* _Aim_
Could you transcribe the material below exactly, without leaving out a single line?

━━━━

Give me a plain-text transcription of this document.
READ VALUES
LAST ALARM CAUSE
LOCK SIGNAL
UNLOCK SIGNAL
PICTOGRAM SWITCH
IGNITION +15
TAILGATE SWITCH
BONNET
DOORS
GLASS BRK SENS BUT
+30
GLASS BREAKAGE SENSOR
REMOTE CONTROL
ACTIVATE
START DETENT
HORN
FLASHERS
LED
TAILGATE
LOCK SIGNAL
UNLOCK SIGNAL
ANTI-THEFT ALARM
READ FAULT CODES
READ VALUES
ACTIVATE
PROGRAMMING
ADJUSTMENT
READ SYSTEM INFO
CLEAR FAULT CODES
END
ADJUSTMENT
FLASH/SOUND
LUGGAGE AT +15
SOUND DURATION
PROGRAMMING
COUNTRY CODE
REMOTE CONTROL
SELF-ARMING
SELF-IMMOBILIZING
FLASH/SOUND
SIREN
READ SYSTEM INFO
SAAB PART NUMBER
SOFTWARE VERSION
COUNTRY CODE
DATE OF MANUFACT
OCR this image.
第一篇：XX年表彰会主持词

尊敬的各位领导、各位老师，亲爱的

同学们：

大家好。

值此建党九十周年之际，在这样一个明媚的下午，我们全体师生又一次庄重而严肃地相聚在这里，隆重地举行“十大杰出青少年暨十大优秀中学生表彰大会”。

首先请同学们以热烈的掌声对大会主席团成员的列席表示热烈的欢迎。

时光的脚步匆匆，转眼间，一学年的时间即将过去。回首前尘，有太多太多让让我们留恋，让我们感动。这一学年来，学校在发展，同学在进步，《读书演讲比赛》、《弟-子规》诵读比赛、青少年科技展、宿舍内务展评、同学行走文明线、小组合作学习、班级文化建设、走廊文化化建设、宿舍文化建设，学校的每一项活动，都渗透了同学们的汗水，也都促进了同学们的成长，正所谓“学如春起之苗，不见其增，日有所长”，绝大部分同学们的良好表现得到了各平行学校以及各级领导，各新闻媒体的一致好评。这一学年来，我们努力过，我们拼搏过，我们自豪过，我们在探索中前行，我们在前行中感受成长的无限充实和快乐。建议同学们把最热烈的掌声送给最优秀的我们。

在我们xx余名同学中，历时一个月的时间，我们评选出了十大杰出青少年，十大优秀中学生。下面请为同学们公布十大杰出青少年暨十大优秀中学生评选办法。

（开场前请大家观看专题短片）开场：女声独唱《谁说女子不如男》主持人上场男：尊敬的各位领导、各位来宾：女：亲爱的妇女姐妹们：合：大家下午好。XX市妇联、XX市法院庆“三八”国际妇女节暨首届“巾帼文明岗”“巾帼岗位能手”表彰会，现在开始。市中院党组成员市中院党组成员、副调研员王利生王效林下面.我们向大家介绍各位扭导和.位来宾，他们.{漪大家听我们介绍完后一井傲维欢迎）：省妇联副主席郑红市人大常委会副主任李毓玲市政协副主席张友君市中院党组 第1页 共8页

━━━━

* _Response_
Give me a plain-text transcription of this document.
READ VALUES
LAST ALARM CAUSE
LOCK SIGNAL
UNLOCK SIGNAL
PICTOGRAM SWITCH
IGNITION +15
TAILGATE SWITCH
BONNET
DOORS
GLASS BRK SENS BUT
+30
GLASS BREAKAGE SENSOR
REMOTE CONTROL
ACTIVATE
START DETENT
HORN
FLASHERS
LED
TAILGATE
LOCK SIGNAL
UNLOCK SIGNAL
ANTI-THEFT ALARM
READ FAULT CODES
READ VALUES
ACTIVATE
PROGRAMMING
ADJUSTMENT
READ SYSTEM INFO
CLEAR FAULT CODES
END
ADJUSTMENT
FLASH/SOUND
LUGGAGE AT +15
SOUND DURATION
PROGRAMMING
COUNTRY CODE
REMOTE CONTROL
SELF-ARMING
SELF-IMMOBILIZING
FLASH/SOUND
SIREN
READ SYSTEM INFO
SAAB PART NUMBER
SOFTWARE VERSION
COUNTRY CODE
DATE OF MANUFACT
OCR this image.
第一篇：XX年表彰会主持词

尊敬的各位领导、各位老师，亲爱的

同学们：

大家好。

值此建党九十周年之际，在这样一个明媚的下午，我们全体师生又一次庄重而严肃地相聚在这里，隆重地举行“十大杰出青少年暨十大优秀中学生表彰大会”。

首先请同学们以热烈的掌声对大会主席团成员的列席表示热烈的欢迎。

时光的脚步匆匆，转眼间，一学年的时间即将过去。回首前尘，有太多太多让让我们留恋，让我们感动。这一学年来，学校在发展，同学在进步，《读书演讲比赛》、《弟-子规》诵读比赛、青少年科技展、宿舍内务展评、同学行走文明线、小组合作学习、班级文化建设、走廊文化化建设、宿舍文化建设，学校的每一项活动，都渗透了同学们的汗水，也都促进了同学们的成长，正所谓“学如春起之苗，不见其增，日有所长”，绝大部分同学们的良好表现得到了各平行学校以及各级领导，各新闻媒体的一致好评。这一学年来，我们努力过，我们拼搏过，我们自豪过，我们在探索中前行，我们在前行中感受成长的无限充实和快乐。建议同学们把最热烈的掌声送给最优秀的我们。

在我们xx余名同学中，历时一个月的时间，我们评选出了十大杰出青少年，十大优秀中学生。下面请为同学们公布十大杰出青少年暨十大优秀中学生评选办法。

（开场前请大家观看专题短片）开场：女声独唱《谁说女子不如男》主持人上场男：尊敬的各位领导、各位来宾：女：亲爱的妇女姐妹们：合：大家下午好。XX市妇联、XX市法院庆“三八”国际妇女节暨首届“巾帼文明岗”“巾帼岗位能手”表彰会，现在开始。市中院党组成员市中院党组成员、副调研员王利生王效林下面.我们向大家介绍各位扭导和.位来宾，他们.{漪大家听我们介绍完后一井傲维欢迎）：省妇联副主席郑红市人大常委会副主任李毓玲市政协副主席张友君市中院党组 第1页 共8页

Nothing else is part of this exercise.